>> begin

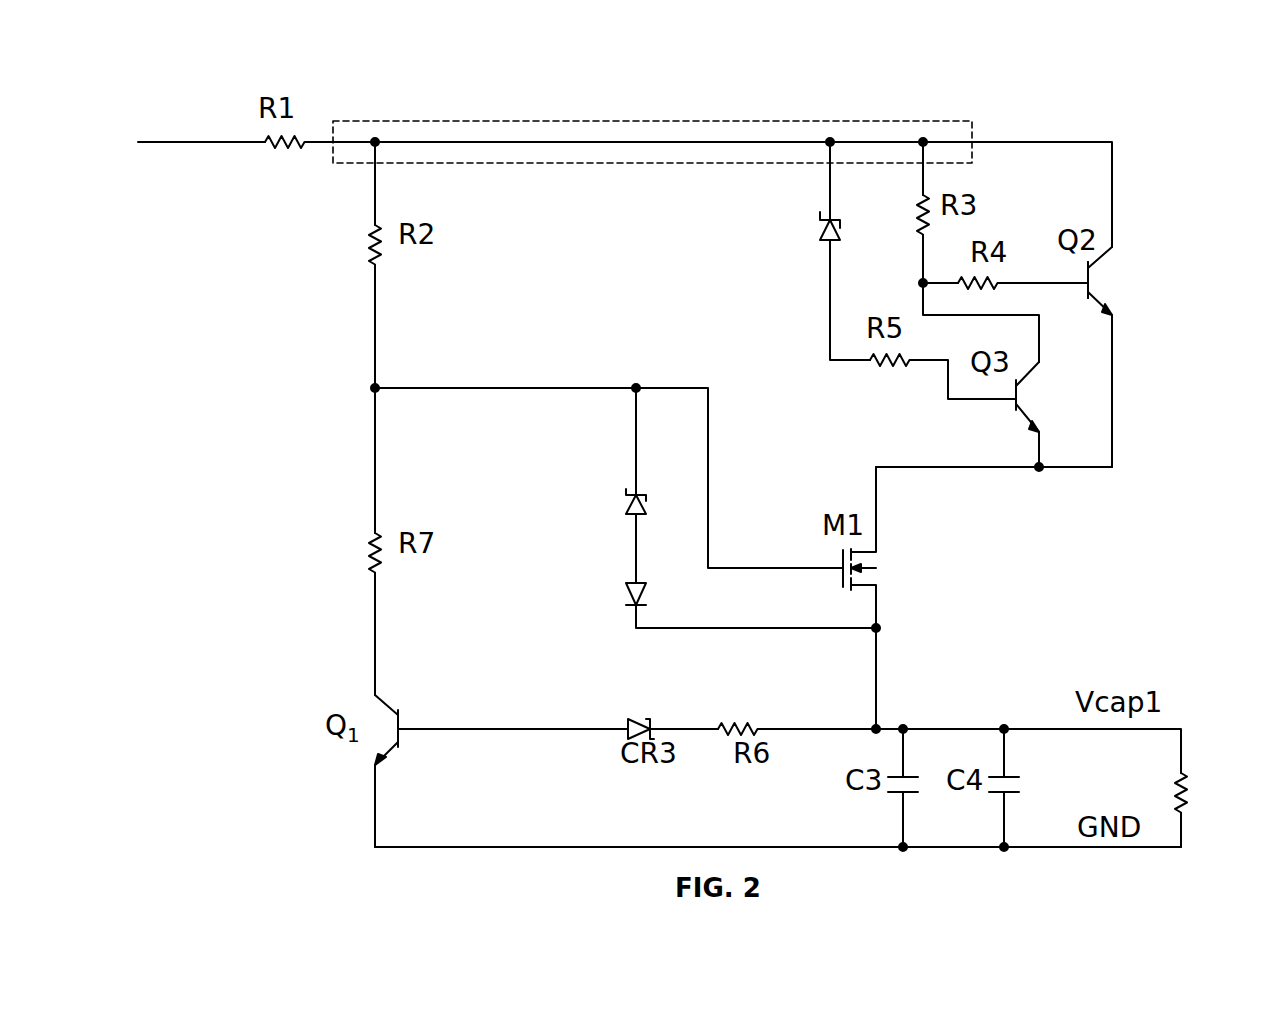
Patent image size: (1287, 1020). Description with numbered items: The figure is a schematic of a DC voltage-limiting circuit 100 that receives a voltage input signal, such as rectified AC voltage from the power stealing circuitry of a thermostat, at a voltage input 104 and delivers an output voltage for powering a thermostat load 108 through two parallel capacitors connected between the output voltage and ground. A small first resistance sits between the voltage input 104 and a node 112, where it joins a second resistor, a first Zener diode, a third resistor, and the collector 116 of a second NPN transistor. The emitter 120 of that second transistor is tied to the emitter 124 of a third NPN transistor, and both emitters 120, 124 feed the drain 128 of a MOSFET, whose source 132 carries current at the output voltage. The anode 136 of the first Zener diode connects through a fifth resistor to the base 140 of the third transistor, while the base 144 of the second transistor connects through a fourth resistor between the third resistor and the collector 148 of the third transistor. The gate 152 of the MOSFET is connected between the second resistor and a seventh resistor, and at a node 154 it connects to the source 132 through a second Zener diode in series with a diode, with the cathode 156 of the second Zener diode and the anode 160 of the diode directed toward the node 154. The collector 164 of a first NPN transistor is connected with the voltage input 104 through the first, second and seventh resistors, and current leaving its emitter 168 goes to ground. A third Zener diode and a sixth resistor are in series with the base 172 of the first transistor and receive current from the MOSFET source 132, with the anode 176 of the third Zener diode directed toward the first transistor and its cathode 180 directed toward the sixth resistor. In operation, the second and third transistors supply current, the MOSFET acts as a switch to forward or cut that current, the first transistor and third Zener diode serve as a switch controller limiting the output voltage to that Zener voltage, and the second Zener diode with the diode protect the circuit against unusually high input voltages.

The DC voltage-limiting circuit 100 is at (1055, 63).
The voltage input 104 is at (205, 142).
The thermostat load 108 is at (1186, 814).
The node 112 is at (912, 121).
The collector of NPN transistor Q2 116 is at (1108, 253).
The emitter of transistor Q2 120 is at (1102, 296).
The emitter of NPN transistor Q3 124 is at (1025, 422).
The drain of MOSFET M1 128 is at (878, 548).
The source of MOSFET M1 132 is at (878, 592).
The anode of Zener diode CR1 136 is at (832, 242).
The base of transistor Q3 140 is at (1008, 402).
The base of transistor Q2 144 is at (1072, 290).
The collector of transistor Q3 148 is at (1043, 363).
The gate of MOSFET M1 152 is at (836, 575).
The node 154 is at (640, 386).
The cathode of Zener diode CR2 156 is at (638, 491).
The anode of diode D1 160 is at (640, 583).
The collector of NPN transistor Q1 164 is at (380, 702).
The emitter of transistor Q1 168 is at (393, 746).
The base of transistor Q1 172 is at (405, 727).
The anode of Zener diode CR3 176 is at (628, 726).
The cathode of Zener diode CR3 180 is at (655, 722).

>> end

Give every line of the entries above as a JSON list of strings, one string per line. Leave out blank lines and the pictures.

[
  "Patent image size: (1287, 1020). Description with numbered items: The figure is a schematic of a DC voltage-limiting circuit 100 that receives a voltage input signal, such as rectified AC voltage from the power stealing circuitry of a thermostat, at a voltage input 104 and delivers an output voltage for powering a thermostat load 108 through two parallel capacitors connected between the output voltage and ground. A small first resistance sits between the voltage input 104 and a node 112, where it joins a second resistor, a first Zener diode, a third resistor, and the collector 116 of a second NPN transistor. The emitter 120 of that second transistor is tied to the emitter 124 of a third NPN transistor, and both emitters 120, 124 feed the drain 128 of a MOSFET, whose source 132 carries current at the output voltage. The anode 136 of the first Zener diode connects through a fifth resistor to the base 140 of the third transistor, while the base 144 of the second transistor connects through a fourth resistor between the third resistor and the collector 148 of the third transistor. The gate 152 of the MOSFET is connected between the second resistor and a seventh resistor, and at a node 154 it connects to the source 132 through a second Zener diode in series with a diode, with the cathode 156 of the second Zener diode and the anode 160 of the diode directed toward the node 154. The collector 164 of a first NPN transistor is connected with the voltage input 104 through the first, second and seventh resistors, and current leaving its emitter 168 goes to ground. A third Zener diode and a sixth resistor are in series with the base 172 of the first transistor and receive current from the MOSFET source 132, with the anode 176 of the third Zener diode directed toward the first transistor and its cathode 180 directed toward the sixth resistor. In operation, the second and third transistors supply current, the MOSFET acts as a switch to forward or cut that current, the first transistor and third Zener diode serve as a switch controller limiting the output voltage to that Zener voltage, and the second Zener diode with the diode protect the circuit against unusually high input voltages.",
  "The DC voltage-limiting circuit 100 is at (1055, 63).",
  "The voltage input 104 is at (205, 142).",
  "The thermostat load 108 is at (1186, 814).",
  "The node 112 is at (912, 121).",
  "The collector of NPN transistor Q2 116 is at (1108, 253).",
  "The emitter of transistor Q2 120 is at (1102, 296).",
  "The emitter of NPN transistor Q3 124 is at (1025, 422).",
  "The drain of MOSFET M1 128 is at (878, 548).",
  "The source of MOSFET M1 132 is at (878, 592).",
  "The anode of Zener diode CR1 136 is at (832, 242).",
  "The base of transistor Q3 140 is at (1008, 402).",
  "The base of transistor Q2 144 is at (1072, 290).",
  "The collector of transistor Q3 148 is at (1043, 363).",
  "The gate of MOSFET M1 152 is at (836, 575).",
  "The node 154 is at (640, 386).",
  "The cathode of Zener diode CR2 156 is at (638, 491).",
  "The anode of diode D1 160 is at (640, 583).",
  "The collector of NPN transistor Q1 164 is at (380, 702).",
  "The emitter of transistor Q1 168 is at (393, 746).",
  "The base of transistor Q1 172 is at (405, 727).",
  "The anode of Zener diode CR3 176 is at (628, 726).",
  "The cathode of Zener diode CR3 180 is at (655, 722)."
]